▶ [Problem] Copy out every line of the listing below, character for character, keeping the same order.

▶ [Data listing]
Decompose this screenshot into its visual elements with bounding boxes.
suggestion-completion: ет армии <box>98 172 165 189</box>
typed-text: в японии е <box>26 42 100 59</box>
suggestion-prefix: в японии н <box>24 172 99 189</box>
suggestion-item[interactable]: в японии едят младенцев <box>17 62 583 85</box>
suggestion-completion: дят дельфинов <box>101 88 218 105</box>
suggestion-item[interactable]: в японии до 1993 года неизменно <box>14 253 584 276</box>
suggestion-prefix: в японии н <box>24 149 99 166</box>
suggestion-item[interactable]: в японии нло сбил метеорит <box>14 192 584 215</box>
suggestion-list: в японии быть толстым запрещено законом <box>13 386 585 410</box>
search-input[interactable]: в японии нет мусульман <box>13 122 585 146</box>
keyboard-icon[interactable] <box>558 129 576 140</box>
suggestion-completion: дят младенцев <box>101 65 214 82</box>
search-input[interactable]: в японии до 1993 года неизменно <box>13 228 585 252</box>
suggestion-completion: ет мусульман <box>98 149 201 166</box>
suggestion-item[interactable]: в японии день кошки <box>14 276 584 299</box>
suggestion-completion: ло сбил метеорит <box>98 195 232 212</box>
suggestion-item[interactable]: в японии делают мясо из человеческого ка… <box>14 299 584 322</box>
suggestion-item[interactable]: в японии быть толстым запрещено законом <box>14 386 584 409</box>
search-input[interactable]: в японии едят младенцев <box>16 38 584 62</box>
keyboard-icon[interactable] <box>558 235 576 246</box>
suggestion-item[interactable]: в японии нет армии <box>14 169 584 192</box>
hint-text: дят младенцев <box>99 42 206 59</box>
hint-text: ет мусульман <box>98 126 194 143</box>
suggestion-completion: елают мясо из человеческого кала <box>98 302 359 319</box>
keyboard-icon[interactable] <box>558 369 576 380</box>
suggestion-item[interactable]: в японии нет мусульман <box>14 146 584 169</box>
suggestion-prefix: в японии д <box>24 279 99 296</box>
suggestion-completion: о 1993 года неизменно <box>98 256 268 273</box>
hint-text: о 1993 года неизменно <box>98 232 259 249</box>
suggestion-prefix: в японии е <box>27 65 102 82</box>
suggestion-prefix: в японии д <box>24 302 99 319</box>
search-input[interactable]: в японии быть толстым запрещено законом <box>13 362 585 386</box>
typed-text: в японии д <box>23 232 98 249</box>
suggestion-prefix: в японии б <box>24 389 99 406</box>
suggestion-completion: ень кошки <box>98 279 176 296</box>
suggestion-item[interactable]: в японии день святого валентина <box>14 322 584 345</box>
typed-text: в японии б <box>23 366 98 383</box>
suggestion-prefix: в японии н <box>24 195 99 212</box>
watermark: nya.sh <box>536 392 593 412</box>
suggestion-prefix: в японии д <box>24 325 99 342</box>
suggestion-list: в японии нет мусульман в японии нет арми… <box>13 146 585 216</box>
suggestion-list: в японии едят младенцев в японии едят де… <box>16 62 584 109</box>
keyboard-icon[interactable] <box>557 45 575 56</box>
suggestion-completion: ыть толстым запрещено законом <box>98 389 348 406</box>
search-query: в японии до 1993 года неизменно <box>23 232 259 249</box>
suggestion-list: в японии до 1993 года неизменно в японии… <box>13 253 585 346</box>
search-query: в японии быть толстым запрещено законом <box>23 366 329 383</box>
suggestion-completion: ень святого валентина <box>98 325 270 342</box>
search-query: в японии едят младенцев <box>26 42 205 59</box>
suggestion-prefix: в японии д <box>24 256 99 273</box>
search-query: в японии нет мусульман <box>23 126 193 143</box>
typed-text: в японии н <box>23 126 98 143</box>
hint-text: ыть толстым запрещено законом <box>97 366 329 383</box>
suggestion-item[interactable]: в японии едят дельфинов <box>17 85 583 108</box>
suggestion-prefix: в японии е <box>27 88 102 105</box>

▶ [Task answer]
Decompose this screenshot into its visual elements with bounding boxes.
suggestion-completion: ет армии <box>98 172 165 189</box>
typed-text: в японии е <box>26 42 100 59</box>
suggestion-prefix: в японии н <box>24 172 99 189</box>
suggestion-item[interactable]: в японии едят младенцев <box>17 62 583 85</box>
suggestion-completion: дят дельфинов <box>101 88 218 105</box>
suggestion-item[interactable]: в японии до 1993 года неизменно <box>14 253 584 276</box>
suggestion-prefix: в японии н <box>24 149 99 166</box>
suggestion-item[interactable]: в японии нло сбил метеорит <box>14 192 584 215</box>
suggestion-list: в японии быть толстым запрещено законом <box>13 386 585 410</box>
search-input[interactable]: в японии нет мусульман <box>13 122 585 146</box>
keyboard-icon[interactable] <box>558 129 576 140</box>
suggestion-completion: дят младенцев <box>101 65 214 82</box>
search-input[interactable]: в японии до 1993 года неизменно <box>13 228 585 252</box>
suggestion-completion: ет мусульман <box>98 149 201 166</box>
suggestion-item[interactable]: в японии день кошки <box>14 276 584 299</box>
suggestion-completion: ло сбил метеорит <box>98 195 232 212</box>
suggestion-item[interactable]: в японии делают мясо из человеческого ка… <box>14 299 584 322</box>
suggestion-item[interactable]: в японии быть толстым запрещено законом <box>14 386 584 409</box>
search-input[interactable]: в японии едят младенцев <box>16 38 584 62</box>
keyboard-icon[interactable] <box>558 235 576 246</box>
suggestion-item[interactable]: в японии нет армии <box>14 169 584 192</box>
hint-text: дят младенцев <box>99 42 206 59</box>
hint-text: ет мусульман <box>98 126 194 143</box>
suggestion-completion: елают мясо из человеческого кала <box>98 302 359 319</box>
keyboard-icon[interactable] <box>558 369 576 380</box>
suggestion-item[interactable]: в японии нет мусульман <box>14 146 584 169</box>
suggestion-prefix: в японии д <box>24 279 99 296</box>
suggestion-completion: о 1993 года неизменно <box>98 256 268 273</box>
hint-text: о 1993 года неизменно <box>98 232 259 249</box>
suggestion-prefix: в японии е <box>27 65 102 82</box>
suggestion-prefix: в японии д <box>24 302 99 319</box>
search-input[interactable]: в японии быть толстым запрещено законом <box>13 362 585 386</box>
typed-text: в японии д <box>23 232 98 249</box>
suggestion-prefix: в японии б <box>24 389 99 406</box>
suggestion-completion: ень кошки <box>98 279 176 296</box>
suggestion-item[interactable]: в японии день святого валентина <box>14 322 584 345</box>
typed-text: в японии б <box>23 366 98 383</box>
suggestion-prefix: в японии н <box>24 195 99 212</box>
watermark: nya.sh <box>536 392 593 412</box>
suggestion-prefix: в японии д <box>24 325 99 342</box>
suggestion-list: в японии нет мусульман в японии нет арми… <box>13 146 585 216</box>
suggestion-list: в японии едят младенцев в японии едят де… <box>16 62 584 109</box>
keyboard-icon[interactable] <box>557 45 575 56</box>
suggestion-completion: ыть толстым запрещено законом <box>98 389 348 406</box>
search-query: в японии до 1993 года неизменно <box>23 232 259 249</box>
suggestion-list: в японии до 1993 года неизменно в японии… <box>13 253 585 346</box>
search-query: в японии быть толстым запрещено законом <box>23 366 329 383</box>
suggestion-completion: ень святого валентина <box>98 325 270 342</box>
search-query: в японии едят младенцев <box>26 42 205 59</box>
suggestion-prefix: в японии д <box>24 256 99 273</box>
search-query: в японии нет мусульман <box>23 126 193 143</box>
typed-text: в японии н <box>23 126 98 143</box>
hint-text: ыть толстым запрещено законом <box>97 366 329 383</box>
suggestion-item[interactable]: в японии едят дельфинов <box>17 85 583 108</box>
suggestion-prefix: в японии е <box>27 88 102 105</box>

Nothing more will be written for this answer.